# [Source extract]
Indemnitee may also be entitled to indemnification pursuant to
applicable provisions of the Delaware General Corporation Law (the
“ DGCL ”). The Charter, the Bylaws and the DGCL
expressly provide that the indemnification provisions set forth
therein are not exclusive, and thereby contemplate that contracts
may be entered into between the Company and members of the board of
directors, officers and other persons with respect to
indemnification;
WHEREAS, the
uncertainties relating to such insurance and to indemnification
have increased the difficulty of attracting and retaining such
persons;
WHEREAS, the Board
has determined that the increased difficulty in attracting and
retaining such persons is detrimental to the best interests of the
Company’s stockholders and that the Company should act to
assure such persons that there will be increased certainty of such
protection in the future;
WHEREAS, it is
reasonable, prudent and necessary for the Company contractually to
obligate itself to indemnify, and to advance expenses on behalf of,
such persons to the fullest extent permitted by applicable law so
that they will serve or continue to serve the Company free from
undue concern that they will not be so indemnified;
WHEREAS, this
Agreement is a supplement to and in furtherance of the Charter, the
Bylaws of the Company and any resolutions adopted pursuant thereto,
and shall not be deemed a substitute therefor, nor diminish or
abrogate any rights of Indemnitee thereunder; and
WHEREAS,
Indemnitee does not regard the protection available under the
Company’s Charter, Bylaws and insurance as adequate in the
present circumstances, and may not be willing to serve as an
officer or director without adequate protection, and the Company
desires Indemnitee to serve in such capacity. Indemnitee is willing
to serve, continue to serve and to take on additional service for
or on behalf of the Company on the condition that he or she be so
indemnified;
NOW, THEREFORE, in
consideration of the premises and the covenants contained herein
and Indemnitee’s agreement to serve as a director or officer
after the date hereof, the Company and Indemnitee do hereby
covenant and agree as follows:
1.

# [Written exercise]
Answer these questions using the indemnification agreement excerpt above.
(a) Which statute besides the Charter and the Bylaws may also entitle Indemnitee to indemnification?
(b) According to the Board, to what is the increased difficulty in attracting and retaining such persons detrimental?
(c) On what condition is Indemnitee willing to serve the Company?

# [Data listing]
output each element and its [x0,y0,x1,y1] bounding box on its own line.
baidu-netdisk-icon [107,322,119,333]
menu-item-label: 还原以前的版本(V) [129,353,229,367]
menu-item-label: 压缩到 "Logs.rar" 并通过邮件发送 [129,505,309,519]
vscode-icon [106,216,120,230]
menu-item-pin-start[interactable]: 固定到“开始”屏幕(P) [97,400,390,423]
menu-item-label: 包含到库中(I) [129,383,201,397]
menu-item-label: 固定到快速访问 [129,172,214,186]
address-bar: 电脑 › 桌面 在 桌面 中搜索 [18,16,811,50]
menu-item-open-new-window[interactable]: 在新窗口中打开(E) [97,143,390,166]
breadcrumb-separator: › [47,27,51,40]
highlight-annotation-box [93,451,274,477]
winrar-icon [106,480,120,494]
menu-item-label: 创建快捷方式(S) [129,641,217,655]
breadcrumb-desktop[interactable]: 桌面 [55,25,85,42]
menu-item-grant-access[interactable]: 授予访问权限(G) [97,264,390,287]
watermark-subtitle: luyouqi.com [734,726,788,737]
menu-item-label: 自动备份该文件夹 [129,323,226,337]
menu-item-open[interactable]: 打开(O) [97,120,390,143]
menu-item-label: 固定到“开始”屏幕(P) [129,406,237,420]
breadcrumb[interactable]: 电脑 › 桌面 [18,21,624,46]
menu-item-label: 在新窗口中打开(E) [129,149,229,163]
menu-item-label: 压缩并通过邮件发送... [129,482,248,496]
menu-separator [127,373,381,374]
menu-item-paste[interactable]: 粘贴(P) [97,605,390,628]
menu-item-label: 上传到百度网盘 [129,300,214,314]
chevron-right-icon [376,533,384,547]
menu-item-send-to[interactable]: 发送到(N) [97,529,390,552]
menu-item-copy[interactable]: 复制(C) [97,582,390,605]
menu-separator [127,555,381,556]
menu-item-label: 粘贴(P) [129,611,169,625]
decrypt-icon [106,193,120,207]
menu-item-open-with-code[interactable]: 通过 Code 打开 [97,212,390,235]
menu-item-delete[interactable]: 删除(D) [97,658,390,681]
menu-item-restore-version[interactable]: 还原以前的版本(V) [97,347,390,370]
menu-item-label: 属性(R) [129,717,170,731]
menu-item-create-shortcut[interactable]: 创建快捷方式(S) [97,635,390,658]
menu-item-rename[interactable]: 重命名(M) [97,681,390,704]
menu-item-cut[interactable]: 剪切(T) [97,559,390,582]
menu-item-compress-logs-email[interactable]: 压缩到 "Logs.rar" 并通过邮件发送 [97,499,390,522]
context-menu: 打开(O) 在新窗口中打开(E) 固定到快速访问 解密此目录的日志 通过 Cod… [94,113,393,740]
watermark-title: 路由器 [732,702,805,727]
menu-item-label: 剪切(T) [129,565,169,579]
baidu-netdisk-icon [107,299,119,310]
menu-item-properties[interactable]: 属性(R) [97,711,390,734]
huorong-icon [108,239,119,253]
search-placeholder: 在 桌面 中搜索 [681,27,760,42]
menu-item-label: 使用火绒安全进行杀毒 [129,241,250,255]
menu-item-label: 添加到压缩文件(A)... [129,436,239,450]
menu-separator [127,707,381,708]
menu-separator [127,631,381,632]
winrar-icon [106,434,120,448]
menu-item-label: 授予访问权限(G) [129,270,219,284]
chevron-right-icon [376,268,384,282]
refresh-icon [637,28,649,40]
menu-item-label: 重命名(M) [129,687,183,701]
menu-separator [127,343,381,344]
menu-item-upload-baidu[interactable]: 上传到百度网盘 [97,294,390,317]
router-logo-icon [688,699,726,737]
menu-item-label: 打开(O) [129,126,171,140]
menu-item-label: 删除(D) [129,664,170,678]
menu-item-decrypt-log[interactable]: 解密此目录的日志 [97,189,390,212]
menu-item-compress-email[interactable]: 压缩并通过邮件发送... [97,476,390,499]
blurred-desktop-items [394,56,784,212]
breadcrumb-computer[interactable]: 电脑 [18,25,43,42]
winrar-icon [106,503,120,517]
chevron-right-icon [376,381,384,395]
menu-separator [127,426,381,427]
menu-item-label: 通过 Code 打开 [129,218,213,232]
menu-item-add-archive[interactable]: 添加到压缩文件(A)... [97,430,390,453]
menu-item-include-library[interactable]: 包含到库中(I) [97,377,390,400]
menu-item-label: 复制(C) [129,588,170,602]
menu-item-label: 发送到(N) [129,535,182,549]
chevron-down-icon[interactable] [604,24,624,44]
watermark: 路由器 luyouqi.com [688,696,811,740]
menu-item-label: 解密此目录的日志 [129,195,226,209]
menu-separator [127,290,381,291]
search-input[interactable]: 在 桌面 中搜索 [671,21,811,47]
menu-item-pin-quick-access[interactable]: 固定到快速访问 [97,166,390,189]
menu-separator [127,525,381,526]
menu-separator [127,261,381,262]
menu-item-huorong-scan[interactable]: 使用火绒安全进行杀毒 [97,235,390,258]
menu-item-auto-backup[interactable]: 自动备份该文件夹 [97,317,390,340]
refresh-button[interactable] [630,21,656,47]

# [Result for this task]
(a) The Delaware General Corporation Law (the "DGCL").
(b) The best interests of the Company's stockholders.
(c) That he or she be so indemnified.